Data records:
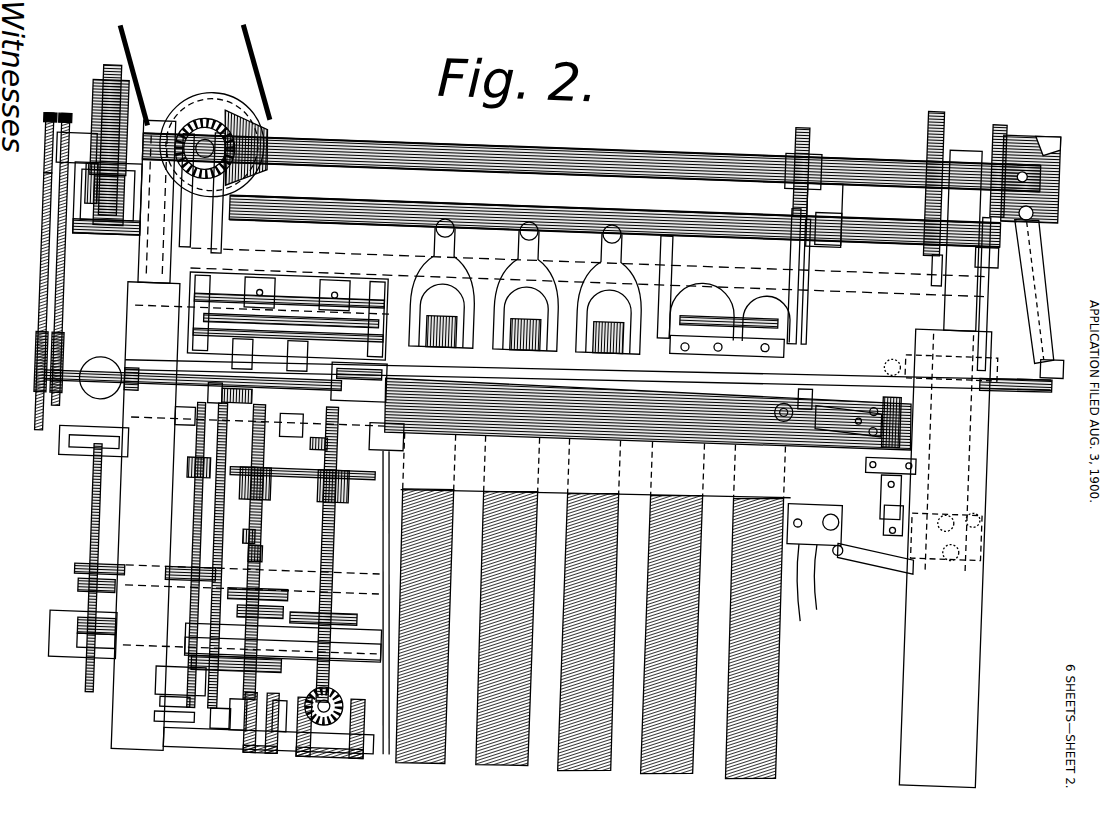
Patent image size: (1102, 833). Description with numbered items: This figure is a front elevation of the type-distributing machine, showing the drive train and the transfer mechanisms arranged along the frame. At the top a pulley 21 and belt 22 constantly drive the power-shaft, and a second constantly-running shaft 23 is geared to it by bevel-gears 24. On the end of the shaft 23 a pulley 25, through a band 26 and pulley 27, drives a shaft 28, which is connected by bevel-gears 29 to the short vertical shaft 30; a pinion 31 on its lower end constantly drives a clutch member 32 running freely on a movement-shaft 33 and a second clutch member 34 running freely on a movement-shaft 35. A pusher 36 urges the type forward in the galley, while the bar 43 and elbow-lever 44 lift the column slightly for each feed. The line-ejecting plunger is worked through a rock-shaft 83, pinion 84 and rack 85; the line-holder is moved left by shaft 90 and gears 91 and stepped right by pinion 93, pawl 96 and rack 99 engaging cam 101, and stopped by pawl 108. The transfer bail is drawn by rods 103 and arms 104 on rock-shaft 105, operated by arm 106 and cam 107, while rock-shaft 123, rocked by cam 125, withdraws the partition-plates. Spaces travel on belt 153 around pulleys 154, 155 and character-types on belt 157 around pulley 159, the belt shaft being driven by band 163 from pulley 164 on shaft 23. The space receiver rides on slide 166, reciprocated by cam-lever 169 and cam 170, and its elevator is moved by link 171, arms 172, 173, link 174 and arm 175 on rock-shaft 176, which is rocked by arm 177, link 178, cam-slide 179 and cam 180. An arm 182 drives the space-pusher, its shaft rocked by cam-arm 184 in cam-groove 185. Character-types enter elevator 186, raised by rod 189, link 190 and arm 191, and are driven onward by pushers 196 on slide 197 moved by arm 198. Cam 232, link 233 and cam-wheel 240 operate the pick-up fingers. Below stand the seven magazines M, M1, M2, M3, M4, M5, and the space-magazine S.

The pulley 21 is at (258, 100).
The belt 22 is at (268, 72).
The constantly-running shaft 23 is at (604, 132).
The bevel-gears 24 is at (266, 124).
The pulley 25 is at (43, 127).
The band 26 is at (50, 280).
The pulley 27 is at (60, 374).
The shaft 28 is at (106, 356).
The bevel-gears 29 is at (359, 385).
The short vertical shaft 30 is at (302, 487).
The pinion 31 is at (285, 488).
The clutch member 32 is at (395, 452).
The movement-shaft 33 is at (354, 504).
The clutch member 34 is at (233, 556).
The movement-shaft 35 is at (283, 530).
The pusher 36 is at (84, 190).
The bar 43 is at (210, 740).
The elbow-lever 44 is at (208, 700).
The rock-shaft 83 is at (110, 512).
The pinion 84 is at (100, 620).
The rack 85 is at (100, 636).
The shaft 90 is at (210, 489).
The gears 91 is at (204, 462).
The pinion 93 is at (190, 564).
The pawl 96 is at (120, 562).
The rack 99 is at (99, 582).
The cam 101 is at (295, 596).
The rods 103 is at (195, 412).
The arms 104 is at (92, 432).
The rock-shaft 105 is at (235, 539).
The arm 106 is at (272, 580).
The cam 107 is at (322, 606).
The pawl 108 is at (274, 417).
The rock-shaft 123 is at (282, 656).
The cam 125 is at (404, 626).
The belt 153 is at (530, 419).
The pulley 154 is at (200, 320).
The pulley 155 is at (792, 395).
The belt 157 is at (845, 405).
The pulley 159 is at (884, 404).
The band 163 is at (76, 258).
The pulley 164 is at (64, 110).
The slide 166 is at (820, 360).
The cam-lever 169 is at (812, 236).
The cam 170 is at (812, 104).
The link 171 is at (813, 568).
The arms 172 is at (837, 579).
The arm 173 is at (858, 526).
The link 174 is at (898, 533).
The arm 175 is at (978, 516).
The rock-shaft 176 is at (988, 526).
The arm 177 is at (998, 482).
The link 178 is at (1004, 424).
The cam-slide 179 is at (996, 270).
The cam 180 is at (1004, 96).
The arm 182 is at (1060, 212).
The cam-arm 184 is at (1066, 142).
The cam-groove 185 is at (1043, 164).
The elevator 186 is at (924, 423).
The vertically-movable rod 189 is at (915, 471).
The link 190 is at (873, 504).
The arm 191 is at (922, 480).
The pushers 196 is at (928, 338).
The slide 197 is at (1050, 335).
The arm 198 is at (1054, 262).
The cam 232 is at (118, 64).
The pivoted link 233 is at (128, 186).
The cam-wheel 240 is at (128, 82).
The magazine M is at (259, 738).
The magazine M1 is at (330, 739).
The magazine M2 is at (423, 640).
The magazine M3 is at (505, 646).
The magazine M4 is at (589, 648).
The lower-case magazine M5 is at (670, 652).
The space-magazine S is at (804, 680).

Direction ->
Copy out the lines above word for word, leaving out the pictures.

Task output ->
Patent image size: (1102, 833). Description with numbered items: This figure is a front elevation of the type-distributing machine, showing the drive train and the transfer mechanisms arranged along the frame. At the top a pulley 21 and belt 22 constantly drive the power-shaft, and a second constantly-running shaft 23 is geared to it by bevel-gears 24. On the end of the shaft 23 a pulley 25, through a band 26 and pulley 27, drives a shaft 28, which is connected by bevel-gears 29 to the short vertical shaft 30; a pinion 31 on its lower end constantly drives a clutch member 32 running freely on a movement-shaft 33 and a second clutch member 34 running freely on a movement-shaft 35. A pusher 36 urges the type forward in the galley, while the bar 43 and elbow-lever 44 lift the column slightly for each feed. The line-ejecting plunger is worked through a rock-shaft 83, pinion 84 and rack 85; the line-holder is moved left by shaft 90 and gears 91 and stepped right by pinion 93, pawl 96 and rack 99 engaging cam 101, and stopped by pawl 108. The transfer bail is drawn by rods 103 and arms 104 on rock-shaft 105, operated by arm 106 and cam 107, while rock-shaft 123, rocked by cam 125, withdraws the partition-plates. Spaces travel on belt 153 around pulleys 154, 155 and character-types on belt 157 around pulley 159, the belt shaft being driven by band 163 from pulley 164 on shaft 23. The space receiver rides on slide 166, reciprocated by cam-lever 169 and cam 170, and its elevator is moved by link 171, arms 172, 173, link 174 and arm 175 on rock-shaft 176, which is rocked by arm 177, link 178, cam-slide 179 and cam 180. An arm 182 drives the space-pusher, its shaft rocked by cam-arm 184 in cam-groove 185. Character-types enter elevator 186, raised by rod 189, link 190 and arm 191, and are driven onward by pushers 196 on slide 197 moved by arm 198. Cam 232, link 233 and cam-wheel 240 operate the pick-up fingers. Below stand the seven magazines M, M1, M2, M3, M4, M5, and the space-magazine S.

The pulley 21 is at (258, 100).
The belt 22 is at (268, 72).
The constantly-running shaft 23 is at (604, 132).
The bevel-gears 24 is at (266, 124).
The pulley 25 is at (43, 127).
The band 26 is at (50, 280).
The pulley 27 is at (60, 374).
The shaft 28 is at (106, 356).
The bevel-gears 29 is at (359, 385).
The short vertical shaft 30 is at (302, 487).
The pinion 31 is at (285, 488).
The clutch member 32 is at (395, 452).
The movement-shaft 33 is at (354, 504).
The clutch member 34 is at (233, 556).
The movement-shaft 35 is at (283, 530).
The pusher 36 is at (84, 190).
The bar 43 is at (210, 740).
The elbow-lever 44 is at (208, 700).
The rock-shaft 83 is at (110, 512).
The pinion 84 is at (100, 620).
The rack 85 is at (100, 636).
The shaft 90 is at (210, 489).
The gears 91 is at (204, 462).
The pinion 93 is at (190, 564).
The pawl 96 is at (120, 562).
The rack 99 is at (99, 582).
The cam 101 is at (295, 596).
The rods 103 is at (195, 412).
The arms 104 is at (92, 432).
The rock-shaft 105 is at (235, 539).
The arm 106 is at (272, 580).
The cam 107 is at (322, 606).
The pawl 108 is at (274, 417).
The rock-shaft 123 is at (282, 656).
The cam 125 is at (404, 626).
The belt 153 is at (530, 419).
The pulley 154 is at (200, 320).
The pulley 155 is at (792, 395).
The belt 157 is at (845, 405).
The pulley 159 is at (884, 404).
The band 163 is at (76, 258).
The pulley 164 is at (64, 110).
The slide 166 is at (820, 360).
The cam-lever 169 is at (812, 236).
The cam 170 is at (812, 104).
The link 171 is at (813, 568).
The arms 172 is at (837, 579).
The arm 173 is at (858, 526).
The link 174 is at (898, 533).
The arm 175 is at (978, 516).
The rock-shaft 176 is at (988, 526).
The arm 177 is at (998, 482).
The link 178 is at (1004, 424).
The cam-slide 179 is at (996, 270).
The cam 180 is at (1004, 96).
The arm 182 is at (1060, 212).
The cam-arm 184 is at (1066, 142).
The cam-groove 185 is at (1043, 164).
The elevator 186 is at (924, 423).
The vertically-movable rod 189 is at (915, 471).
The link 190 is at (873, 504).
The arm 191 is at (922, 480).
The pushers 196 is at (928, 338).
The slide 197 is at (1050, 335).
The arm 198 is at (1054, 262).
The cam 232 is at (118, 64).
The pivoted link 233 is at (128, 186).
The cam-wheel 240 is at (128, 82).
The magazine M is at (259, 738).
The magazine M1 is at (330, 739).
The magazine M2 is at (423, 640).
The magazine M3 is at (505, 646).
The magazine M4 is at (589, 648).
The lower-case magazine M5 is at (670, 652).
The space-magazine S is at (804, 680).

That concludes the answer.